[Start]

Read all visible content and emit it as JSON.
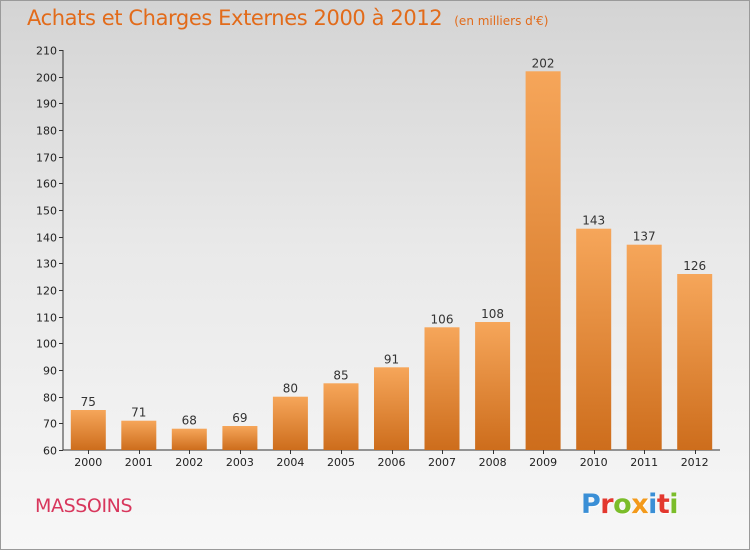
{
  "header": {
    "title": "Achats et Charges Externes 2000 à 2012",
    "unit": "(en milliers d'€)"
  },
  "footer": {
    "commune": "MASSOINS",
    "logo_letters": [
      {
        "char": "P",
        "color": "#3a8fd6"
      },
      {
        "char": "r",
        "color": "#e3382f"
      },
      {
        "char": "o",
        "color": "#7bbd2a"
      },
      {
        "char": "x",
        "color": "#f39a1b"
      },
      {
        "char": "i",
        "color": "#3a8fd6"
      },
      {
        "char": "t",
        "color": "#e3382f"
      },
      {
        "char": "i",
        "color": "#7bbd2a"
      }
    ]
  },
  "colors": {
    "bar_light": "#f6a65a",
    "bar_dark": "#cd6d1c",
    "title": "#e26b1a",
    "commune": "#d8365c"
  },
  "chart_data": {
    "type": "bar",
    "title": "Achats et Charges Externes 2000 à 2012",
    "subtitle": "(en milliers d'€)",
    "categories": [
      "2000",
      "2001",
      "2002",
      "2003",
      "2004",
      "2005",
      "2006",
      "2007",
      "2008",
      "2009",
      "2010",
      "2011",
      "2012"
    ],
    "values": [
      75,
      71,
      68,
      69,
      80,
      85,
      91,
      106,
      108,
      202,
      143,
      137,
      126
    ],
    "ylim": [
      60,
      210
    ],
    "yticks": [
      60,
      70,
      80,
      90,
      100,
      110,
      120,
      130,
      140,
      150,
      160,
      170,
      180,
      190,
      200,
      210
    ],
    "xlabel": "",
    "ylabel": "",
    "grid": false,
    "data_labels": true
  }
}
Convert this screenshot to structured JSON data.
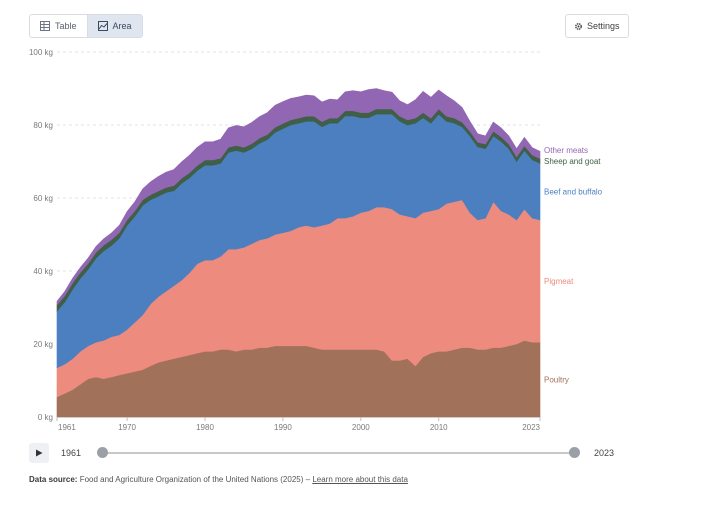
{
  "toolbar": {
    "tabs": [
      {
        "label": "Table",
        "icon": "table-icon",
        "active": false
      },
      {
        "label": "Area",
        "icon": "area-chart-icon",
        "active": true
      }
    ],
    "settings_label": "Settings",
    "settings_icon": "gear-icon"
  },
  "timeline": {
    "start_label": "1961",
    "end_label": "2023",
    "play_icon": "play-icon"
  },
  "source": {
    "prefix": "Data source:",
    "text": "Food and Agriculture Organization of the United Nations (2025)",
    "separator": "–",
    "link": "Learn more about this data"
  },
  "chart_data": {
    "type": "area",
    "stacked": true,
    "title": "",
    "xlabel": "",
    "ylabel": "",
    "ylim": [
      0,
      100
    ],
    "y_unit": "kg",
    "yticks": [
      "0 kg",
      "20 kg",
      "40 kg",
      "60 kg",
      "80 kg",
      "100 kg"
    ],
    "xticks": [
      "1961",
      "1970",
      "1980",
      "1990",
      "2000",
      "2010",
      "2023"
    ],
    "grid": true,
    "legend": "right-inline",
    "x": [
      1961,
      1962,
      1963,
      1964,
      1965,
      1966,
      1967,
      1968,
      1969,
      1970,
      1971,
      1972,
      1973,
      1974,
      1975,
      1976,
      1977,
      1978,
      1979,
      1980,
      1981,
      1982,
      1983,
      1984,
      1985,
      1986,
      1987,
      1988,
      1989,
      1990,
      1991,
      1992,
      1993,
      1994,
      1995,
      1996,
      1997,
      1998,
      1999,
      2000,
      2001,
      2002,
      2003,
      2004,
      2005,
      2006,
      2007,
      2008,
      2009,
      2010,
      2011,
      2012,
      2013,
      2014,
      2015,
      2016,
      2017,
      2018,
      2019,
      2020,
      2021,
      2022,
      2023
    ],
    "series": [
      {
        "name": "Poultry",
        "color": "#a2715a",
        "values": [
          5.5,
          6.5,
          7.5,
          9.0,
          10.5,
          11.0,
          10.5,
          11.0,
          11.5,
          12.0,
          12.5,
          13.0,
          14.0,
          15.0,
          15.5,
          16.0,
          16.5,
          17.0,
          17.5,
          18.0,
          18.0,
          18.5,
          18.5,
          18.0,
          18.5,
          18.5,
          19.0,
          19.0,
          19.5,
          19.5,
          19.5,
          19.5,
          19.5,
          19.0,
          18.5,
          18.5,
          18.5,
          18.5,
          18.5,
          18.5,
          18.5,
          18.5,
          18.0,
          15.5,
          15.5,
          16.0,
          14.0,
          16.5,
          17.5,
          18.0,
          18.0,
          18.5,
          19.0,
          19.0,
          18.5,
          18.5,
          19.0,
          19.0,
          19.5,
          20.0,
          21.0,
          20.5,
          20.5
        ]
      },
      {
        "name": "Pigmeat",
        "color": "#ec8b7e",
        "values": [
          8.0,
          8.0,
          8.5,
          9.0,
          9.0,
          9.5,
          10.5,
          11.0,
          11.0,
          12.0,
          13.5,
          15.0,
          17.0,
          18.0,
          19.0,
          20.0,
          21.0,
          22.5,
          24.5,
          25.0,
          25.0,
          25.5,
          27.5,
          28.0,
          28.0,
          29.0,
          29.5,
          30.0,
          30.5,
          31.0,
          31.5,
          32.5,
          33.0,
          33.0,
          34.0,
          34.5,
          36.0,
          36.0,
          36.5,
          37.5,
          38.0,
          39.0,
          39.5,
          41.5,
          40.0,
          39.0,
          40.5,
          39.5,
          39.0,
          39.0,
          40.5,
          40.5,
          40.5,
          37.0,
          35.5,
          36.0,
          40.0,
          37.5,
          36.0,
          34.0,
          36.0,
          34.0,
          33.5
        ]
      },
      {
        "name": "Beef and buffalo",
        "color": "#4c7fc0",
        "values": [
          15.5,
          17.0,
          19.0,
          20.0,
          21.0,
          23.0,
          24.5,
          25.0,
          26.5,
          28.5,
          29.0,
          30.0,
          28.5,
          27.5,
          27.0,
          26.0,
          26.5,
          26.0,
          25.5,
          26.0,
          26.0,
          25.5,
          26.5,
          27.0,
          26.0,
          26.0,
          26.5,
          27.0,
          28.0,
          28.5,
          29.0,
          28.5,
          28.5,
          29.0,
          27.0,
          27.5,
          26.0,
          28.0,
          27.5,
          26.0,
          25.5,
          25.5,
          25.5,
          26.0,
          25.5,
          25.0,
          26.0,
          26.0,
          24.0,
          26.0,
          22.5,
          21.5,
          20.0,
          21.0,
          20.0,
          19.0,
          18.0,
          19.0,
          18.0,
          16.0,
          16.0,
          16.0,
          15.5
        ]
      },
      {
        "name": "Sheep and goat",
        "color": "#3f5f46",
        "values": [
          1.7,
          1.7,
          1.7,
          1.6,
          1.6,
          1.6,
          1.6,
          1.6,
          1.5,
          1.5,
          1.5,
          1.5,
          1.4,
          1.4,
          1.4,
          1.4,
          1.4,
          1.4,
          1.4,
          1.4,
          1.4,
          1.4,
          1.4,
          1.4,
          1.4,
          1.4,
          1.4,
          1.4,
          1.4,
          1.4,
          1.4,
          1.4,
          1.4,
          1.4,
          1.4,
          1.4,
          1.4,
          1.4,
          1.4,
          1.4,
          1.4,
          1.4,
          1.4,
          1.4,
          1.4,
          1.4,
          1.4,
          1.4,
          1.4,
          1.4,
          1.4,
          1.4,
          1.3,
          1.3,
          1.3,
          1.3,
          1.3,
          1.3,
          1.3,
          1.3,
          1.3,
          1.3,
          1.3
        ]
      },
      {
        "name": "Other meats",
        "color": "#9166b3",
        "values": [
          1.0,
          1.2,
          1.3,
          1.4,
          1.5,
          1.6,
          1.7,
          1.8,
          2.0,
          2.3,
          2.5,
          3.0,
          3.5,
          4.0,
          4.2,
          4.4,
          4.5,
          4.8,
          5.0,
          5.0,
          5.0,
          5.2,
          5.3,
          5.5,
          5.6,
          5.8,
          5.9,
          6.0,
          6.0,
          6.0,
          5.9,
          5.8,
          5.8,
          5.6,
          5.4,
          5.2,
          5.0,
          5.2,
          5.5,
          5.7,
          6.3,
          5.6,
          5.0,
          4.6,
          4.2,
          4.2,
          5.0,
          5.8,
          5.7,
          5.2,
          5.6,
          4.7,
          4.0,
          2.7,
          2.3,
          2.2,
          2.5,
          2.4,
          2.2,
          2.2,
          2.3,
          2.0,
          2.0
        ]
      }
    ]
  }
}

[End]

#### Problem
Where a line holds the string "this", copy that line.

#### Task answer
Convert this screenshot to structured JSON data.
    "link": "Learn more about this data"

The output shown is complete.